Exercise description ▸
The records should be written out in full, with nothing altered.

════════

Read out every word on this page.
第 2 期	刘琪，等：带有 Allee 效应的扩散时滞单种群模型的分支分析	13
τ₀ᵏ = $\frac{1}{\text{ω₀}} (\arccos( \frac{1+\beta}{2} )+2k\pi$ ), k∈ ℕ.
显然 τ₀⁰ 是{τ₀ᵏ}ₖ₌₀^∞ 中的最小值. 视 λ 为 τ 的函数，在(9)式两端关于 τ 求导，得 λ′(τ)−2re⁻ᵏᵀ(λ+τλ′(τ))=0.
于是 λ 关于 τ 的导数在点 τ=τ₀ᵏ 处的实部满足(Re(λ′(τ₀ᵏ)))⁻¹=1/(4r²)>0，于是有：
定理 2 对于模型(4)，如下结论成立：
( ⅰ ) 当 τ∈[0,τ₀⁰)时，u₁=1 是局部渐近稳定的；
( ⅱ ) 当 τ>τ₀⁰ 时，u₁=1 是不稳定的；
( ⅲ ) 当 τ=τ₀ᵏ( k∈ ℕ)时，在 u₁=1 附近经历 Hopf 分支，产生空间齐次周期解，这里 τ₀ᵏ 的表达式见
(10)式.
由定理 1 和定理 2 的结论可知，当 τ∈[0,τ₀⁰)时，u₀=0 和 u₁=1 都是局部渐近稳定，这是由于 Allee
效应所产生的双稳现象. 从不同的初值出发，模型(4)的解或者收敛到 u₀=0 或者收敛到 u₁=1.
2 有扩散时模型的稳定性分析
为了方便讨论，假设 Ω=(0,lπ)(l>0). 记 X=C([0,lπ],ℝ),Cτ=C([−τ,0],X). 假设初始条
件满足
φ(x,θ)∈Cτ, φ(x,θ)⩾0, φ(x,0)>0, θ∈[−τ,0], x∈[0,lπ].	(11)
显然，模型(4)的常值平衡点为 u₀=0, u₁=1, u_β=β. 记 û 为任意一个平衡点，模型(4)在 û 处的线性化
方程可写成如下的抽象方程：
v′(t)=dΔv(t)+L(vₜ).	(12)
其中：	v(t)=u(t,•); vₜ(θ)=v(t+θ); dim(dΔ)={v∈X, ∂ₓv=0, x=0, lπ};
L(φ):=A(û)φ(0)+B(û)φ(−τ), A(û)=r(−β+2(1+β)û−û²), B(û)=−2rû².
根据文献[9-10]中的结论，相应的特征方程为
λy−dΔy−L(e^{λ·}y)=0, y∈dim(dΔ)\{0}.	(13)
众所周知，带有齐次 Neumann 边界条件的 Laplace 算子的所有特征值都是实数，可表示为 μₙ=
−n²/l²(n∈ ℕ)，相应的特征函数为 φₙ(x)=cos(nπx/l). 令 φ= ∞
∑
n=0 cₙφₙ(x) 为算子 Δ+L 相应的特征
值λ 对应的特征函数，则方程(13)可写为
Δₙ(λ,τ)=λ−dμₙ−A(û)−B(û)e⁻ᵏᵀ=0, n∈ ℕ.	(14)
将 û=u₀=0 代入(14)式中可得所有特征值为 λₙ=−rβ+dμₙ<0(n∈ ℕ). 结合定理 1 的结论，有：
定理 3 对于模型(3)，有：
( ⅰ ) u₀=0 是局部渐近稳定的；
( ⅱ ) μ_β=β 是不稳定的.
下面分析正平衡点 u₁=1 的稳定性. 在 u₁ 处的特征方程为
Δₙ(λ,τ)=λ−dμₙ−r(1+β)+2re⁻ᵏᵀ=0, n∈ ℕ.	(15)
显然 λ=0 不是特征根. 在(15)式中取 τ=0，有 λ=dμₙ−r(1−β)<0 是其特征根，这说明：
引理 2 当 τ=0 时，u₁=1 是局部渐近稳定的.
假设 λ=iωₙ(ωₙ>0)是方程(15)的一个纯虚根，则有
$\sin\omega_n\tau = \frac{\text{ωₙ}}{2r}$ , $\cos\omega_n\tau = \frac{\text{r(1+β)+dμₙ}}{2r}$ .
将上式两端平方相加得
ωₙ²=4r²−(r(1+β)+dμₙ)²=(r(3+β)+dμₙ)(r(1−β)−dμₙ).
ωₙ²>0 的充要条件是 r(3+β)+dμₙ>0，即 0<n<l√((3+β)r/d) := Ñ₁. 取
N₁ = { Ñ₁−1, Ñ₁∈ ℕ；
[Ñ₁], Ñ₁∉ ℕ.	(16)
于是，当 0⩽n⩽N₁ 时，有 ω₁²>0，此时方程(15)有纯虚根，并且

════════

Correct result ▸
Read out every word on this page.
第 2 期	刘琪，等：带有 Allee 效应的扩散时滞单种群模型的分支分析	13
τ₀ᵏ = $\frac{1}{\text{ω₀}} (\arccos( \frac{1+\beta}{2} )+2k\pi$ ), k∈ ℕ.
显然 τ₀⁰ 是{τ₀ᵏ}ₖ₌₀^∞ 中的最小值. 视 λ 为 τ 的函数，在(9)式两端关于 τ 求导，得 λ′(τ)−2re⁻ᵏᵀ(λ+τλ′(τ))=0.
于是 λ 关于 τ 的导数在点 τ=τ₀ᵏ 处的实部满足(Re(λ′(τ₀ᵏ)))⁻¹=1/(4r²)>0，于是有：
定理 2 对于模型(4)，如下结论成立：
( ⅰ ) 当 τ∈[0,τ₀⁰)时，u₁=1 是局部渐近稳定的；
( ⅱ ) 当 τ>τ₀⁰ 时，u₁=1 是不稳定的；
( ⅲ ) 当 τ=τ₀ᵏ( k∈ ℕ)时，在 u₁=1 附近经历 Hopf 分支，产生空间齐次周期解，这里 τ₀ᵏ 的表达式见
(10)式.
由定理 1 和定理 2 的结论可知，当 τ∈[0,τ₀⁰)时，u₀=0 和 u₁=1 都是局部渐近稳定，这是由于 Allee
效应所产生的双稳现象. 从不同的初值出发，模型(4)的解或者收敛到 u₀=0 或者收敛到 u₁=1.
2 有扩散时模型的稳定性分析
为了方便讨论，假设 Ω=(0,lπ)(l>0). 记 X=C([0,lπ],ℝ),Cτ=C([−τ,0],X). 假设初始条
件满足
φ(x,θ)∈Cτ, φ(x,θ)⩾0, φ(x,0)>0, θ∈[−τ,0], x∈[0,lπ].	(11)
显然，模型(4)的常值平衡点为 u₀=0, u₁=1, u_β=β. 记 û 为任意一个平衡点，模型(4)在 û 处的线性化
方程可写成如下的抽象方程：
v′(t)=dΔv(t)+L(vₜ).	(12)
其中：	v(t)=u(t,•); vₜ(θ)=v(t+θ); dim(dΔ)={v∈X, ∂ₓv=0, x=0, lπ};
L(φ):=A(û)φ(0)+B(û)φ(−τ), A(û)=r(−β+2(1+β)û−û²), B(û)=−2rû².
根据文献[9-10]中的结论，相应的特征方程为
λy−dΔy−L(e^{λ·}y)=0, y∈dim(dΔ)\{0}.	(13)
众所周知，带有齐次 Neumann 边界条件的 Laplace 算子的所有特征值都是实数，可表示为 μₙ=
−n²/l²(n∈ ℕ)，相应的特征函数为 φₙ(x)=cos(nπx/l). 令 φ= ∞
∑
n=0 cₙφₙ(x) 为算子 Δ+L 相应的特征
值λ 对应的特征函数，则方程(13)可写为
Δₙ(λ,τ)=λ−dμₙ−A(û)−B(û)e⁻ᵏᵀ=0, n∈ ℕ.	(14)
将 û=u₀=0 代入(14)式中可得所有特征值为 λₙ=−rβ+dμₙ<0(n∈ ℕ). 结合定理 1 的结论，有：
定理 3 对于模型(3)，有：
( ⅰ ) u₀=0 是局部渐近稳定的；
( ⅱ ) μ_β=β 是不稳定的.
下面分析正平衡点 u₁=1 的稳定性. 在 u₁ 处的特征方程为
Δₙ(λ,τ)=λ−dμₙ−r(1+β)+2re⁻ᵏᵀ=0, n∈ ℕ.	(15)
显然 λ=0 不是特征根. 在(15)式中取 τ=0，有 λ=dμₙ−r(1−β)<0 是其特征根，这说明：
引理 2 当 τ=0 时，u₁=1 是局部渐近稳定的.
假设 λ=iωₙ(ωₙ>0)是方程(15)的一个纯虚根，则有
$\sin\omega_n\tau = \frac{\text{ωₙ}}{2r}$ , $\cos\omega_n\tau = \frac{\text{r(1+β)+dμₙ}}{2r}$ .
将上式两端平方相加得
ωₙ²=4r²−(r(1+β)+dμₙ)²=(r(3+β)+dμₙ)(r(1−β)−dμₙ).
ωₙ²>0 的充要条件是 r(3+β)+dμₙ>0，即 0<n<l√((3+β)r/d) := Ñ₁. 取
N₁ = { Ñ₁−1, Ñ₁∈ ℕ；
[Ñ₁], Ñ₁∉ ℕ.	(16)
于是，当 0⩽n⩽N₁ 时，有 ω₁²>0，此时方程(15)有纯虚根，并且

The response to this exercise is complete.